→ Record excerpts
———
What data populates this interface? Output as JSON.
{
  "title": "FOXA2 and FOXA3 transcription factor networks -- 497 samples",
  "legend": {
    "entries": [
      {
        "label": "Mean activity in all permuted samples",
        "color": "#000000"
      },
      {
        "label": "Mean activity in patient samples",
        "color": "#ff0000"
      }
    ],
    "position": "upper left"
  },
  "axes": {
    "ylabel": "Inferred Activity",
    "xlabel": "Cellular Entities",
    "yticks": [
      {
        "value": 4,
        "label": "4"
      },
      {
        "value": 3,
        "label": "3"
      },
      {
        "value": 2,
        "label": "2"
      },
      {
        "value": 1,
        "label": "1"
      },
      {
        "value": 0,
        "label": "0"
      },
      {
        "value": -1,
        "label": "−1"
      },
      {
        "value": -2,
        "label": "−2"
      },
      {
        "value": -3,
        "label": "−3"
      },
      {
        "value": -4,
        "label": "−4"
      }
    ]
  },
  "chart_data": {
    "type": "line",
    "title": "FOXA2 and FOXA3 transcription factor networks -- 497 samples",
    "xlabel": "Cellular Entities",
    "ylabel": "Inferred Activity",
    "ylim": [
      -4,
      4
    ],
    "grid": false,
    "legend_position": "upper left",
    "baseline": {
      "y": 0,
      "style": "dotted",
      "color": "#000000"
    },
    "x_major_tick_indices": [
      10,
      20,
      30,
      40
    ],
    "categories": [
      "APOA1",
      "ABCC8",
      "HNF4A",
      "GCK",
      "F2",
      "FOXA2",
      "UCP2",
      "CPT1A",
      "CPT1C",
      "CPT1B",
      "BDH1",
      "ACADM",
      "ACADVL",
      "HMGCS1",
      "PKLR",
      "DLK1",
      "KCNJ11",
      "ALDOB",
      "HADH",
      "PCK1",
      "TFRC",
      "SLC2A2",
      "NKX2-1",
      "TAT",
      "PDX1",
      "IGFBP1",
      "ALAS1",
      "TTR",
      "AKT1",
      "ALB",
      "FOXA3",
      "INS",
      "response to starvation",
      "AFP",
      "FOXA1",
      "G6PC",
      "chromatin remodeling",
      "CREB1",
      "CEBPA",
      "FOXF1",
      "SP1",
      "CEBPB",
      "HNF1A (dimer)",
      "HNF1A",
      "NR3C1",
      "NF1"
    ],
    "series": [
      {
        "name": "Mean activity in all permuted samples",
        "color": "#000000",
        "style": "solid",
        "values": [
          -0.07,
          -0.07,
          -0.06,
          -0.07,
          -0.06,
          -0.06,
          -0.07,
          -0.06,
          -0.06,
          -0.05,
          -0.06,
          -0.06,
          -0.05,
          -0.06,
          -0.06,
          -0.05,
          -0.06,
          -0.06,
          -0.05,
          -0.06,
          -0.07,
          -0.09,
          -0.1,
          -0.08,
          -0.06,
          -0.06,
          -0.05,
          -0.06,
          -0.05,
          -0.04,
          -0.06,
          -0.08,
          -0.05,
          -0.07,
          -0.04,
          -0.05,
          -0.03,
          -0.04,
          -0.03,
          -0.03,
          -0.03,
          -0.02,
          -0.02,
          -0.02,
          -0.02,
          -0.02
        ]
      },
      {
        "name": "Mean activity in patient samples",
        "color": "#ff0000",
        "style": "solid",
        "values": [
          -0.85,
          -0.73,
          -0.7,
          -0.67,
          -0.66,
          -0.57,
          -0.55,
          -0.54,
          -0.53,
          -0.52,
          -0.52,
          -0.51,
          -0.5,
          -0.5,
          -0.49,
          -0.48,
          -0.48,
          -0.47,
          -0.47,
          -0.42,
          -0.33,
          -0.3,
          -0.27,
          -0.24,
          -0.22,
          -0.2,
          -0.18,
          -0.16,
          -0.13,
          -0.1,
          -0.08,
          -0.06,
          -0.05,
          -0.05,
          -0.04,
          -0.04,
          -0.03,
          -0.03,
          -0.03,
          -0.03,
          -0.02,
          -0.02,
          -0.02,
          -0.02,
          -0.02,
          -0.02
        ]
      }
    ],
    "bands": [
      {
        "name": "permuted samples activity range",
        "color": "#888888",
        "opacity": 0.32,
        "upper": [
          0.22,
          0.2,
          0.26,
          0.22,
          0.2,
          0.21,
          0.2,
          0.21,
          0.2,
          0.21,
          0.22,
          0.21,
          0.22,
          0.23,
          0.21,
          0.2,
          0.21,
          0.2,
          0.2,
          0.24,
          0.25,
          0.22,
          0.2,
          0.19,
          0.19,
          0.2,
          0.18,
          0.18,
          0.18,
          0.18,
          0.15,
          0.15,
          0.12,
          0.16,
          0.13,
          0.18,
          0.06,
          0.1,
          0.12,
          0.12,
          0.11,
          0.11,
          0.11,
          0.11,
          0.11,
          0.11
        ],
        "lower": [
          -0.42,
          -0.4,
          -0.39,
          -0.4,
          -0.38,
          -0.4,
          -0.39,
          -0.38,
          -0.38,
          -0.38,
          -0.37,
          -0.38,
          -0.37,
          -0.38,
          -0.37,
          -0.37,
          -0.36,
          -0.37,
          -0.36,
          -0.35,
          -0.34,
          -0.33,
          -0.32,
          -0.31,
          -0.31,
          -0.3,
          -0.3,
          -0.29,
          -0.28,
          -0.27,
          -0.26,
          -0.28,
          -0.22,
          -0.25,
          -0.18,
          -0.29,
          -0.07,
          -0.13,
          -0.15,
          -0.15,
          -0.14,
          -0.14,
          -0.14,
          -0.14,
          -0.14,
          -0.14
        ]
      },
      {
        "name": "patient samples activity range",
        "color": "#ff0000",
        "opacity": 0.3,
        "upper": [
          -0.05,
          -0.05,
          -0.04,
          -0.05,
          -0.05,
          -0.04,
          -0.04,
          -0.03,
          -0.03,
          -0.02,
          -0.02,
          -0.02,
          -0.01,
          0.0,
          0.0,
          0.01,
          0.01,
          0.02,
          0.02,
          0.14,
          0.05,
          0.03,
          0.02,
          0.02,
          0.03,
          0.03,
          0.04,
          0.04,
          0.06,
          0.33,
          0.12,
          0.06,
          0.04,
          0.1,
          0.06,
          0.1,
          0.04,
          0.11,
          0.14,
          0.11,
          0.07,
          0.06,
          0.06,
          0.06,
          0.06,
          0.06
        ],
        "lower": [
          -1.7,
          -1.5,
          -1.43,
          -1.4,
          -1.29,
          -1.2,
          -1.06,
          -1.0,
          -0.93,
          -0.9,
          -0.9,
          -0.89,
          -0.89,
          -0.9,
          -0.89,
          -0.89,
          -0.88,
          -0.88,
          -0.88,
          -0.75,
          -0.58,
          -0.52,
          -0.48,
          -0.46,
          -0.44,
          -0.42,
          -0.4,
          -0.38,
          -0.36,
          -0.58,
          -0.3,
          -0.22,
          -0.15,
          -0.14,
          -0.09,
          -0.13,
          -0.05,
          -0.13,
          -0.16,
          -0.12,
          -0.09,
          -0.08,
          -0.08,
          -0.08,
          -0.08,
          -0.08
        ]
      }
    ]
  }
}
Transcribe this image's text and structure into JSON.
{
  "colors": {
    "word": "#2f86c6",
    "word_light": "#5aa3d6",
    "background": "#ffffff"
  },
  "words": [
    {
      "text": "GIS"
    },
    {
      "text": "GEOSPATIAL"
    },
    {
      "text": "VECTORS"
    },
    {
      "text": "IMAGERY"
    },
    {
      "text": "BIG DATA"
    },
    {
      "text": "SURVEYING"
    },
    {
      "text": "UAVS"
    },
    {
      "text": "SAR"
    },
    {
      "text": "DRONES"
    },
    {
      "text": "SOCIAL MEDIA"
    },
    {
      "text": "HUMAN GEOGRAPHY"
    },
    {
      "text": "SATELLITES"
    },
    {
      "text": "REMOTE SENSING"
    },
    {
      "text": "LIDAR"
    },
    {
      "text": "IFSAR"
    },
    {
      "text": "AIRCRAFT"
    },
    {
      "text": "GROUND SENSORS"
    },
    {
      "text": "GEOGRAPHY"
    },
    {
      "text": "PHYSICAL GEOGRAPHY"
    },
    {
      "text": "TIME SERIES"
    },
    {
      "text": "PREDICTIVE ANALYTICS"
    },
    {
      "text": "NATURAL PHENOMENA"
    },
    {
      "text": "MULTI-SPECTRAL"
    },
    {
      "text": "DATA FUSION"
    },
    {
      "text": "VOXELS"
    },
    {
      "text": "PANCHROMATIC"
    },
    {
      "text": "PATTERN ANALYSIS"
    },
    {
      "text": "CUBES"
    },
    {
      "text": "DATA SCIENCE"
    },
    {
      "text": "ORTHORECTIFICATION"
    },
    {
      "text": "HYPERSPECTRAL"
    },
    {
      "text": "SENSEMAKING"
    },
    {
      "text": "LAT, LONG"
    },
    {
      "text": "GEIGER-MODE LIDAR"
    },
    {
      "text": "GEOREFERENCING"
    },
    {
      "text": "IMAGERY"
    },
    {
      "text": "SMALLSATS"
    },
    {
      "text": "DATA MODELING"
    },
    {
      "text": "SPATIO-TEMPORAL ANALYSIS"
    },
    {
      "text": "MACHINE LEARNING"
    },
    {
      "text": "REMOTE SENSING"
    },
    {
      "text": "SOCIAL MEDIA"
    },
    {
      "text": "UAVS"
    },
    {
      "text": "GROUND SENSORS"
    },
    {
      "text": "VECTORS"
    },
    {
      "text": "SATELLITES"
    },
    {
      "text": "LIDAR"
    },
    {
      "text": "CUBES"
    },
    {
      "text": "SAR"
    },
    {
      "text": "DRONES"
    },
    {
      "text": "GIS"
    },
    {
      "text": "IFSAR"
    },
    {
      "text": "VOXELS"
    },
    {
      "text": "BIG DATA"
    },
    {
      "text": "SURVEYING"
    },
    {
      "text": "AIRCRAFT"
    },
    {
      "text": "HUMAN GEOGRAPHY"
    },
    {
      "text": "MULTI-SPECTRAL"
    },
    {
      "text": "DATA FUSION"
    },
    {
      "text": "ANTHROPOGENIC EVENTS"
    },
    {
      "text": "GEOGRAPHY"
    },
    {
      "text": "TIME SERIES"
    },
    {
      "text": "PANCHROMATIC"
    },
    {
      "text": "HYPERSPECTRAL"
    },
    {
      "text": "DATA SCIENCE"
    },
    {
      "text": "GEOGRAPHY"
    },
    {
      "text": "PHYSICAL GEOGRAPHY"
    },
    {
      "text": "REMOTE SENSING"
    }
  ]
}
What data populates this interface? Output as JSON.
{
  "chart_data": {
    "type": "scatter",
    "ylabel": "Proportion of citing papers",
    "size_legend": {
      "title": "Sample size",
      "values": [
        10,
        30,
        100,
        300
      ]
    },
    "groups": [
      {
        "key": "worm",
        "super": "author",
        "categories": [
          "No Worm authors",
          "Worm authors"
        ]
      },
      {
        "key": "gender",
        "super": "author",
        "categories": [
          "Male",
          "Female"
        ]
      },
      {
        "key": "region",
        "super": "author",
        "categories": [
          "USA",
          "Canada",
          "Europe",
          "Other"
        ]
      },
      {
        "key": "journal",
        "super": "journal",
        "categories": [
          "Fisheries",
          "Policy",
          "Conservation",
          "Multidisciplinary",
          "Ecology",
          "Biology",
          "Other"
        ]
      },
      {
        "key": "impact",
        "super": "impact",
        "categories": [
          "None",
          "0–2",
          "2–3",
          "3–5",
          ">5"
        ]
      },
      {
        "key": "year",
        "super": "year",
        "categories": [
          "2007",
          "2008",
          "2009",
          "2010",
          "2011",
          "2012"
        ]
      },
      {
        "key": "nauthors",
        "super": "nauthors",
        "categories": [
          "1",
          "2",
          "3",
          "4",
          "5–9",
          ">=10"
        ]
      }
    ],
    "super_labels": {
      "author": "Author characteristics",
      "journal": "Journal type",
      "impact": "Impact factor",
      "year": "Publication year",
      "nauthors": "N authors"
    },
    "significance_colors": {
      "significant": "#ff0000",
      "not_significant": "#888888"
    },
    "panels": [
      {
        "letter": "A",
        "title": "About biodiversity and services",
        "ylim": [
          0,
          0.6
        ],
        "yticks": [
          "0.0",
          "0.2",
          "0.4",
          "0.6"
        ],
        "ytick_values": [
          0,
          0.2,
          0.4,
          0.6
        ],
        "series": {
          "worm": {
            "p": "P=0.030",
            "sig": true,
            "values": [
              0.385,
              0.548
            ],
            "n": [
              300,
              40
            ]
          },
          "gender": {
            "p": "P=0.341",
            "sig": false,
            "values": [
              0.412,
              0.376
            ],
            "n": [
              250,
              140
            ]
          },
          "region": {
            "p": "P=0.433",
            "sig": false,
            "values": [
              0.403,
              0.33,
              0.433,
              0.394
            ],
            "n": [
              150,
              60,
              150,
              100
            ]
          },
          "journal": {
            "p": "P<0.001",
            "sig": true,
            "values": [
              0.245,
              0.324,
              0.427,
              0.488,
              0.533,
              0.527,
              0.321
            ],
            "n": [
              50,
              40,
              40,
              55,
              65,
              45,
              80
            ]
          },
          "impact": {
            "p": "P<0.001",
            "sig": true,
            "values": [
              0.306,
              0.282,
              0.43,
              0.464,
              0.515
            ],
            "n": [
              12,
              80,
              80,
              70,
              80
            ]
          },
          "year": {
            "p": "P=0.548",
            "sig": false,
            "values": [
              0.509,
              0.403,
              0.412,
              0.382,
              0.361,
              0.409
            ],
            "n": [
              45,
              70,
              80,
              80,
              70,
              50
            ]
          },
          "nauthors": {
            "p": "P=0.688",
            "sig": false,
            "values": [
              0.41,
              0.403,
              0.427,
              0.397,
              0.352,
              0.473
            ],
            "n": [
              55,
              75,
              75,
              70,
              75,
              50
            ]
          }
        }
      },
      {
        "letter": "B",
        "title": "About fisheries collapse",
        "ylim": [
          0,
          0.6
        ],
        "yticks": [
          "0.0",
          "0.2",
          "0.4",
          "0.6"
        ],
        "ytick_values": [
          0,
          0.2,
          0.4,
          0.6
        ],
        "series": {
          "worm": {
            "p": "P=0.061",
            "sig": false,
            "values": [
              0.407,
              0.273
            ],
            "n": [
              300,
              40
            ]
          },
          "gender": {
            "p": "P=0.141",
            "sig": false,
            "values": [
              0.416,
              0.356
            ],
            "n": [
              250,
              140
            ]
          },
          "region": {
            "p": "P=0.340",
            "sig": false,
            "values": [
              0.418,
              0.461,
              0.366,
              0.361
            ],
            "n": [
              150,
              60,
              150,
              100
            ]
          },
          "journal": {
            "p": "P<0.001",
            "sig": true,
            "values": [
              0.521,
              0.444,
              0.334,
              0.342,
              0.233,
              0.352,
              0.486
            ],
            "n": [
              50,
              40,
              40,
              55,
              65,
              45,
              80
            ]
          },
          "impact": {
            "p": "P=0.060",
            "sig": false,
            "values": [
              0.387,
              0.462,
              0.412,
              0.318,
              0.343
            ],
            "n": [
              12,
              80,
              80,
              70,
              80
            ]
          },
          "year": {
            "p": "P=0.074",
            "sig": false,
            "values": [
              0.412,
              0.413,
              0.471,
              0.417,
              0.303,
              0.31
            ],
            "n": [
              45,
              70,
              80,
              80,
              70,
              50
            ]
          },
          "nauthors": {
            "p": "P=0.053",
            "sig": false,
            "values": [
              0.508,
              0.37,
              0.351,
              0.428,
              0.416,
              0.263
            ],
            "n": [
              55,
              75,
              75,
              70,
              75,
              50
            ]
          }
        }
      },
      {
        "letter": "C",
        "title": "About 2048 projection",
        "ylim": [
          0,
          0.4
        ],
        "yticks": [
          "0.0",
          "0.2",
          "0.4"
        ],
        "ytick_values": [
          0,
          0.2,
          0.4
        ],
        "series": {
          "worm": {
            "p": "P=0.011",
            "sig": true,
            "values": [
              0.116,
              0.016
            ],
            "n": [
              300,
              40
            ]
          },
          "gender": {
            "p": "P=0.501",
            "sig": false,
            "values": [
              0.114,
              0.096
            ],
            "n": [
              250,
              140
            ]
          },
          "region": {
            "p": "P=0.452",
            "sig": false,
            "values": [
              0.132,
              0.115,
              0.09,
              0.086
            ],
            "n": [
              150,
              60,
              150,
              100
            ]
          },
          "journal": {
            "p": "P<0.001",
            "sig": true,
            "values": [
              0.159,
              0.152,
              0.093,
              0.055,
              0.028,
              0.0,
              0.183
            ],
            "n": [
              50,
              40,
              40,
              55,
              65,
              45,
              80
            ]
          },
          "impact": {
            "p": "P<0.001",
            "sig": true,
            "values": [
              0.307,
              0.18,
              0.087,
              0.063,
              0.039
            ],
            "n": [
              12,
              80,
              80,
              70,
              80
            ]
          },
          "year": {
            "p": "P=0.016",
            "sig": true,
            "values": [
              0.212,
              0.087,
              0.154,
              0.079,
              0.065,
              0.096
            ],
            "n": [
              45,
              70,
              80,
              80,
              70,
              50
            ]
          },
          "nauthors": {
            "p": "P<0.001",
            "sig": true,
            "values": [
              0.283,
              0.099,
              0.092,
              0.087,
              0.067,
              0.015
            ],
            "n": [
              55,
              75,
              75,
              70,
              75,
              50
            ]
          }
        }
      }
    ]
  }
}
———
→ Prompt
State how many lines include the string "type", and nothing more.

→ Task response
3